[Work instructions] Gather all lines in the records below that include the word "liệu".
|---|
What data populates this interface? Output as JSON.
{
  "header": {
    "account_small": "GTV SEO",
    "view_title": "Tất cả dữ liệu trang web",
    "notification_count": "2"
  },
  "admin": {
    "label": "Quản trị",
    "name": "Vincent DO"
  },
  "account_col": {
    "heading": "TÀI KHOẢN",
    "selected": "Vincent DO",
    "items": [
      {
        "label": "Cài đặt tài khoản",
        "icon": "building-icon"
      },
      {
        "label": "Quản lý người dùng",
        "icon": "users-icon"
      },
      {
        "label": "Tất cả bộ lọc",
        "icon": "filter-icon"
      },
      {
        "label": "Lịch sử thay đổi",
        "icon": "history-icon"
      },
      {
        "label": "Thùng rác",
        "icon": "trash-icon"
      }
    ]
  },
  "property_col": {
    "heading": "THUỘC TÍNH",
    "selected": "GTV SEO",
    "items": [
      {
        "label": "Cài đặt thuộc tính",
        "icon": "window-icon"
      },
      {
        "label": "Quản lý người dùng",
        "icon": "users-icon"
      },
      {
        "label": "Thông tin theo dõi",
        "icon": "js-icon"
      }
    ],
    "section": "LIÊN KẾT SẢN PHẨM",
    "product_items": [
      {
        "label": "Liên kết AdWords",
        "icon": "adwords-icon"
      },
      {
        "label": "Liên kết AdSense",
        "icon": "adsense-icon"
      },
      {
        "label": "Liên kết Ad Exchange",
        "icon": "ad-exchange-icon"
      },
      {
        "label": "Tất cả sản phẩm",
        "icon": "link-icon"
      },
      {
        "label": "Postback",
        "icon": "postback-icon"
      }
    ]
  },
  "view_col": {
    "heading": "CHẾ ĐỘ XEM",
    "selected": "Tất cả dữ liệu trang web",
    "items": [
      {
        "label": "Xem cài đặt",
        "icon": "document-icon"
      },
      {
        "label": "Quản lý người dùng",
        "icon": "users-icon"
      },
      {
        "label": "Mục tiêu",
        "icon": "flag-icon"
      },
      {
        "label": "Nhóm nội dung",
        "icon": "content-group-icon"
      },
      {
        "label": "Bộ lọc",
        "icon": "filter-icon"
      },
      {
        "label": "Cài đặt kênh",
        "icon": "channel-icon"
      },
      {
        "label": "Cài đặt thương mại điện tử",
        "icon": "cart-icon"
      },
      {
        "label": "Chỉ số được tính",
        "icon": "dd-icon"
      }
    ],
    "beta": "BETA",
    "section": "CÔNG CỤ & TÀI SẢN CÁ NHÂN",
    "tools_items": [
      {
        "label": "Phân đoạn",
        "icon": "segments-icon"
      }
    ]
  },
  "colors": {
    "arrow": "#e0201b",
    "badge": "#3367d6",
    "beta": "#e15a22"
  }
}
|---|
[Exercise response]
    "view_title": "Tất cả dữ liệu trang web",
    "selected": "Tất cả dữ liệu trang web",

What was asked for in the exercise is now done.